## Objective:
Single out the lines of the material that contain "Козлова" and copy them.

━━━

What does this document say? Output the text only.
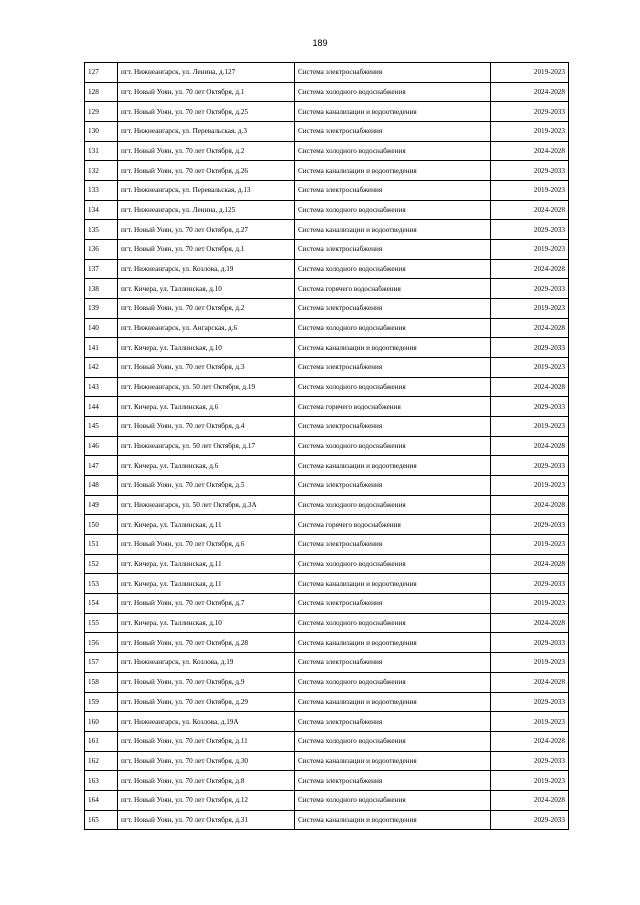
189
127	пгт. Нижнеангарск, ул. Ленина, д.127	Система электроснабжения	2019-2023
128	пгт. Новый Уоян, ул. 70 лет Октября, д.1	Система холодного водоснабжения	2024-2028
129	пгт. Новый Уоян, ул. 70 лет Октября, д.25	Система канализации и водоотведения	2029-2033
130	пгт. Нижнеангарск, ул. Перевальская, д.3	Система электроснабжения	2019-2023
131	пгт. Новый Уоян, ул. 70 лет Октября, д.2	Система холодного водоснабжения	2024-2028
132	пгт. Новый Уоян, ул. 70 лет Октября, д.26	Система канализации и водоотведения	2029-2033
133	пгт. Нижнеангарск, ул. Перевальская, д.13	Система электроснабжения	2019-2023
134	пгт. Нижнеангарск, ул. Ленина, д.125	Система холодного водоснабжения	2024-2028
135	пгт. Новый Уоян, ул. 70 лет Октября, д.27	Система канализации и водоотведения	2029-2033
136	пгт. Новый Уоян, ул. 70 лет Октября, д.1	Система электроснабжения	2019-2023
137	пгт. Нижнеангарск, ул. Козлова, д.19	Система холодного водоснабжения	2024-2028
138	пгт. Кичера, ул. Таллинская, д.10	Система горячего водоснабжения	2029-2033
139	пгт. Новый Уоян, ул. 70 лет Октября, д.2	Система электроснабжения	2019-2023
140	пгт. Нижнеангарск, ул. Ангарская, д.6	Система холодного водоснабжения	2024-2028
141	пгт. Кичера, ул. Таллинская, д.10	Система канализации и водоотведения	2029-2033
142	пгт. Новый Уоян, ул. 70 лет Октября, д.3	Система электроснабжения	2019-2023
143	пгт. Нижнеангарск, ул. 50 лет Октября, д.19	Система холодного водоснабжения	2024-2028
144	пгт. Кичера, ул. Таллинская, д.6	Система горячего водоснабжения	2029-2033
145	пгт. Новый Уоян, ул. 70 лет Октября, д.4	Система электроснабжения	2019-2023
146	пгт. Нижнеангарск, ул. 50 лет Октября, д.17	Система холодного водоснабжения	2024-2028
147	пгт. Кичера, ул. Таллинская, д.6	Система канализации и водоотведения	2029-2033
148	пгт. Новый Уоян, ул. 70 лет Октября, д.5	Система электроснабжения	2019-2023
149	пгт. Нижнеангарск, ул. 50 лет Октября, д.3А	Система холодного водоснабжения	2024-2028
150	пгт. Кичера, ул. Таллинская, д.11	Система горячего водоснабжения	2029-2033
151	пгт. Новый Уоян, ул. 70 лет Октября, д.6	Система электроснабжения	2019-2023
152	пгт. Кичера, ул. Таллинская, д.11	Система холодного водоснабжения	2024-2028
153	пгт. Кичера, ул. Таллинская, д.11	Система канализации и водоотведения	2029-2033
154	пгт. Новый Уоян, ул. 70 лет Октября, д.7	Система электроснабжения	2019-2023
155	пгт. Кичера, ул. Таллинская, д.10	Система холодного водоснабжения	2024-2028
156	пгт. Новый Уоян, ул. 70 лет Октября, д.28	Система канализации и водоотведения	2029-2033
157	пгт. Нижнеангарск, ул. Козлова, д.19	Система электроснабжения	2019-2023
158	пгт. Новый Уоян, ул. 70 лет Октября, д.9	Система холодного водоснабжения	2024-2028
159	пгт. Новый Уоян, ул. 70 лет Октября, д.29	Система канализации и водоотведения	2029-2033
160	пгт. Нижнеангарск, ул. Козлова, д.19А	Система электроснабжения	2019-2023
161	пгт. Новый Уоян, ул. 70 лет Октября, д.11	Система холодного водоснабжения	2024-2028
162	пгт. Новый Уоян, ул. 70 лет Октября, д.30	Система канализации и водоотведения	2029-2033
163	пгт. Новый Уоян, ул. 70 лет Октября, д.8	Система электроснабжения	2019-2023
164	пгт. Новый Уоян, ул. 70 лет Октября, д.12	Система холодного водоснабжения	2024-2028
165	пгт. Новый Уоян, ул. 70 лет Октября, д.31	Система канализации и водоотведения	2029-2033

━━━

## Final answer:
137	пгт. Нижнеангарск, ул. Козлова, д.19	Система холодного водоснабжения	2024-2028
157	пгт. Нижнеангарск, ул. Козлова, д.19	Система электроснабжения	2019-2023
160	пгт. Нижнеангарск, ул. Козлова, д.19А	Система электроснабжения	2019-2023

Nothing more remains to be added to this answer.